### Stored items from a collection
━━━

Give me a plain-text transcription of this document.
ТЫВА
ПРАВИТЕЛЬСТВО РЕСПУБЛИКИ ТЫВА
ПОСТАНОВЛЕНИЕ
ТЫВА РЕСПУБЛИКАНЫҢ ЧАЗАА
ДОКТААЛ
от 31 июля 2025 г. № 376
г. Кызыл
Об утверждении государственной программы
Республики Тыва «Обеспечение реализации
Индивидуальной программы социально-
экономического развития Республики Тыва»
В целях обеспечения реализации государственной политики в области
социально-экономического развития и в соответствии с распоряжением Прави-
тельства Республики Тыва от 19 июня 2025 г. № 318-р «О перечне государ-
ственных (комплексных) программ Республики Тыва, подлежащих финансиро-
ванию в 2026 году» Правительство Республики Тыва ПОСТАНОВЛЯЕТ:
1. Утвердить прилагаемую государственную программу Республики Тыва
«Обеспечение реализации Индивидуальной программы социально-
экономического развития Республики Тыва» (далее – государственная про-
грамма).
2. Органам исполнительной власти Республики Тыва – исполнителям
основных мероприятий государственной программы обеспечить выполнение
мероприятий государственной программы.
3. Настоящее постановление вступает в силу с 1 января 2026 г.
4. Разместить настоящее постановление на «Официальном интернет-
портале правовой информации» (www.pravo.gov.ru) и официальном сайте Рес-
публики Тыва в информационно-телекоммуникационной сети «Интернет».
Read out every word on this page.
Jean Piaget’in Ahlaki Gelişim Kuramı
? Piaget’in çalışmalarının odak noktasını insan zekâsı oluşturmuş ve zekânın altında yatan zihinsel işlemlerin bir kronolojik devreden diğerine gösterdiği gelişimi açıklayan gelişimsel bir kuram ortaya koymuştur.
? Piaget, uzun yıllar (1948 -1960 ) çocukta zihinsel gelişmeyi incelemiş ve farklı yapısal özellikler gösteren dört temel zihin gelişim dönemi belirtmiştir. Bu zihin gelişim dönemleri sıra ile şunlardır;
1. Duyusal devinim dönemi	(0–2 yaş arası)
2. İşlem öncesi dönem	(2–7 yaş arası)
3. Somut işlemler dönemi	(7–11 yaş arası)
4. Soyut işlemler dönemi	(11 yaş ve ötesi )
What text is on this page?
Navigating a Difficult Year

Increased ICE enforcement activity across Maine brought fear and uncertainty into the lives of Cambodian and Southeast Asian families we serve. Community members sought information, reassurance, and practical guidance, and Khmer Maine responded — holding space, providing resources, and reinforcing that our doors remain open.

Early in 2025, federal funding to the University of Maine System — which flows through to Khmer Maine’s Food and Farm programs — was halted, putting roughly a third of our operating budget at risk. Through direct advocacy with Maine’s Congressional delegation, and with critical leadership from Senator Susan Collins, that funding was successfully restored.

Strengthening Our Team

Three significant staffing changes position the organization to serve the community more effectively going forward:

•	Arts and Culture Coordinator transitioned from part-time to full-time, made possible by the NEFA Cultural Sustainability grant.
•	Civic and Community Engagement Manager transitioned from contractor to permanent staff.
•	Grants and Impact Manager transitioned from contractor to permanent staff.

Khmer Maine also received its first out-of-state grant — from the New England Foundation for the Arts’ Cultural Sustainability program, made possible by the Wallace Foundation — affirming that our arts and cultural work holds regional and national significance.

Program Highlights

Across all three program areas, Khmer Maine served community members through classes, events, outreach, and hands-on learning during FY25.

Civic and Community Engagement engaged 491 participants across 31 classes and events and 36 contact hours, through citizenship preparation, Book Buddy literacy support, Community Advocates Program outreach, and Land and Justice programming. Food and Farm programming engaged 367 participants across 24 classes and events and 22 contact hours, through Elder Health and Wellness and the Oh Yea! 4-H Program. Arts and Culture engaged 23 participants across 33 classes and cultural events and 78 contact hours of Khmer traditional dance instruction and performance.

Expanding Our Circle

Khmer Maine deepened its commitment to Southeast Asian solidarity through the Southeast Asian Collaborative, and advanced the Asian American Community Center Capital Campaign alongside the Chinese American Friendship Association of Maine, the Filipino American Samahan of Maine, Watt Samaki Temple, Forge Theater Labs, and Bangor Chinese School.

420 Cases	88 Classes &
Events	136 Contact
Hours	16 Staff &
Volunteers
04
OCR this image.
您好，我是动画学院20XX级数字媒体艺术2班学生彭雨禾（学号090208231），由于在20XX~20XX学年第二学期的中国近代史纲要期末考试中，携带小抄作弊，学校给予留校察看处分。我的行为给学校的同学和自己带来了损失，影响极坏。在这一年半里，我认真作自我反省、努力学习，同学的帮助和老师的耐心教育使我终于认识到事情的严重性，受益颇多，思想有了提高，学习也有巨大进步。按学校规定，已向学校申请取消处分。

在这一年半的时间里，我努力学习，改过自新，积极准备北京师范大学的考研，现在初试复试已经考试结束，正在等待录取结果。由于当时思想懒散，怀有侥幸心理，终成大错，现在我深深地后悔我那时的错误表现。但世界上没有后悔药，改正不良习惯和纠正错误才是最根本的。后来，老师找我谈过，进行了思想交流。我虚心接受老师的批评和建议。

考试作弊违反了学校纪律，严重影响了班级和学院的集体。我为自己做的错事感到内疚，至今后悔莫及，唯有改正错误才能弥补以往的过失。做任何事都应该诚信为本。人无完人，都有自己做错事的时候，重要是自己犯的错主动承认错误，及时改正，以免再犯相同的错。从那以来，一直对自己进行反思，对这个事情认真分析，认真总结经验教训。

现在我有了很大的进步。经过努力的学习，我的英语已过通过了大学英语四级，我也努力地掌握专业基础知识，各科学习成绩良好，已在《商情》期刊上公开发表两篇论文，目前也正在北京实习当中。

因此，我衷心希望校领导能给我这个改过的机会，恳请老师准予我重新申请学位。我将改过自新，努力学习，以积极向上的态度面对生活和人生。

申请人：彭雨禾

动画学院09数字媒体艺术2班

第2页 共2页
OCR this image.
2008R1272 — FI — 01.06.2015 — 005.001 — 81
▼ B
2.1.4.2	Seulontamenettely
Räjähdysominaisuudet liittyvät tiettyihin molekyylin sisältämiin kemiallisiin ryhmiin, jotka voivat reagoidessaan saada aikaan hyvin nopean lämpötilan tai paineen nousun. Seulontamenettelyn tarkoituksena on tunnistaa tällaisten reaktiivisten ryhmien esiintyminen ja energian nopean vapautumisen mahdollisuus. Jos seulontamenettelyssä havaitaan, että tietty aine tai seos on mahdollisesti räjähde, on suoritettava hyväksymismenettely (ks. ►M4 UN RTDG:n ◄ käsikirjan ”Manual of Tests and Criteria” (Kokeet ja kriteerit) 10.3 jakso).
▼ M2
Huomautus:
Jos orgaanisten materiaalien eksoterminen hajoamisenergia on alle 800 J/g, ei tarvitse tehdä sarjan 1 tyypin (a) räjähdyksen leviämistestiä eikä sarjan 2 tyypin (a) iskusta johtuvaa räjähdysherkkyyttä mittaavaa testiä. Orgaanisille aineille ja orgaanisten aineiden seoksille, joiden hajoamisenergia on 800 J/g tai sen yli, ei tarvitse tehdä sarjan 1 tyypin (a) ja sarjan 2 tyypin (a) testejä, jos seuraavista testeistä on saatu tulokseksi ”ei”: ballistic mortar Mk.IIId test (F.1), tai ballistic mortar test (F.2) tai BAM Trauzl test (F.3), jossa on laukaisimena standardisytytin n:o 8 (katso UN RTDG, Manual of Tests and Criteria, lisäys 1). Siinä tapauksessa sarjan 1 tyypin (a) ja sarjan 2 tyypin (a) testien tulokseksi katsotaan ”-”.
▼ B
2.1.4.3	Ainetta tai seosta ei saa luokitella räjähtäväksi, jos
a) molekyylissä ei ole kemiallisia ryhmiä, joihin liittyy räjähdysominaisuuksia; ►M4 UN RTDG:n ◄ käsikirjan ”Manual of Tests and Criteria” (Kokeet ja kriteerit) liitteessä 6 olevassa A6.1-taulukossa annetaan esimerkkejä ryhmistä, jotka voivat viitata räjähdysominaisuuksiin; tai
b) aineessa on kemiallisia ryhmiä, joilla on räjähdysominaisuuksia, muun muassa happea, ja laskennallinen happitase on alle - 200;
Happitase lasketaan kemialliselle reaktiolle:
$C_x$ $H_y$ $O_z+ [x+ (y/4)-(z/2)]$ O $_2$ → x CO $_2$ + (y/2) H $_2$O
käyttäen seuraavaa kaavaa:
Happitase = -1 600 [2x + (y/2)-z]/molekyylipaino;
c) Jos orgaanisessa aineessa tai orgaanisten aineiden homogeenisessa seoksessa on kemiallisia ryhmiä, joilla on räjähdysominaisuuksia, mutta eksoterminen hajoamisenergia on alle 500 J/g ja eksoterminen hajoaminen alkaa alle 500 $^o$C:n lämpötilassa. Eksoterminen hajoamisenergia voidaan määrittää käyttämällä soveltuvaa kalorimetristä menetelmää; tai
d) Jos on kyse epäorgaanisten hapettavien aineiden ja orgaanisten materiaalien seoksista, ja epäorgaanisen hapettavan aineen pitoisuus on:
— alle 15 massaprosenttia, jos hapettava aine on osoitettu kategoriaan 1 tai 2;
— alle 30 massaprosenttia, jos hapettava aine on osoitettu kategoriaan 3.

━━━

### AIM OF THE TASK
Return each line among the entries that holds the word "реализации".

### EXPECTED ANSWER
Республики Тыва «Обеспечение реализации
В целях обеспечения реализации государственной политики в области
«Обеспечение реализации Индивидуальной программы социально-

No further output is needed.